**Aim of the task**
Review the lines that follow and copy each one that contains the word "title".

-*-

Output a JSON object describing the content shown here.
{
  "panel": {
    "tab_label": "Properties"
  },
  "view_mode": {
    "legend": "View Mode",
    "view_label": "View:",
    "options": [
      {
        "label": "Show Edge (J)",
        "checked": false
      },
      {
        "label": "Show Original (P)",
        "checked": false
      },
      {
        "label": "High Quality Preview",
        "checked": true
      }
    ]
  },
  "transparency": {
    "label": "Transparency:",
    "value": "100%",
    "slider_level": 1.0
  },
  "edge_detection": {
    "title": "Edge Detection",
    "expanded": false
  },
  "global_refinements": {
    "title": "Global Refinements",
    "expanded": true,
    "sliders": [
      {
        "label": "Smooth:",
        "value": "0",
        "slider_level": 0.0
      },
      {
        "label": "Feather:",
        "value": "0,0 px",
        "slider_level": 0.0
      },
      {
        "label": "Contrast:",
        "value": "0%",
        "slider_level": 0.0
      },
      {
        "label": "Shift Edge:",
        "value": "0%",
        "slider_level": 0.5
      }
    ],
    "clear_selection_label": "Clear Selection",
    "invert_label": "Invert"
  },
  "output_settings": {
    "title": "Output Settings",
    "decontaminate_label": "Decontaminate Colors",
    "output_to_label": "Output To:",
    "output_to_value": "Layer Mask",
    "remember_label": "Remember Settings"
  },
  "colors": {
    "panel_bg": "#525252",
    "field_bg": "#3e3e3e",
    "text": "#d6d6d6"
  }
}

-*-

**Answer**
    "title": "Edge Detection",
    "title": "Global Refinements",
    "title": "Output Settings",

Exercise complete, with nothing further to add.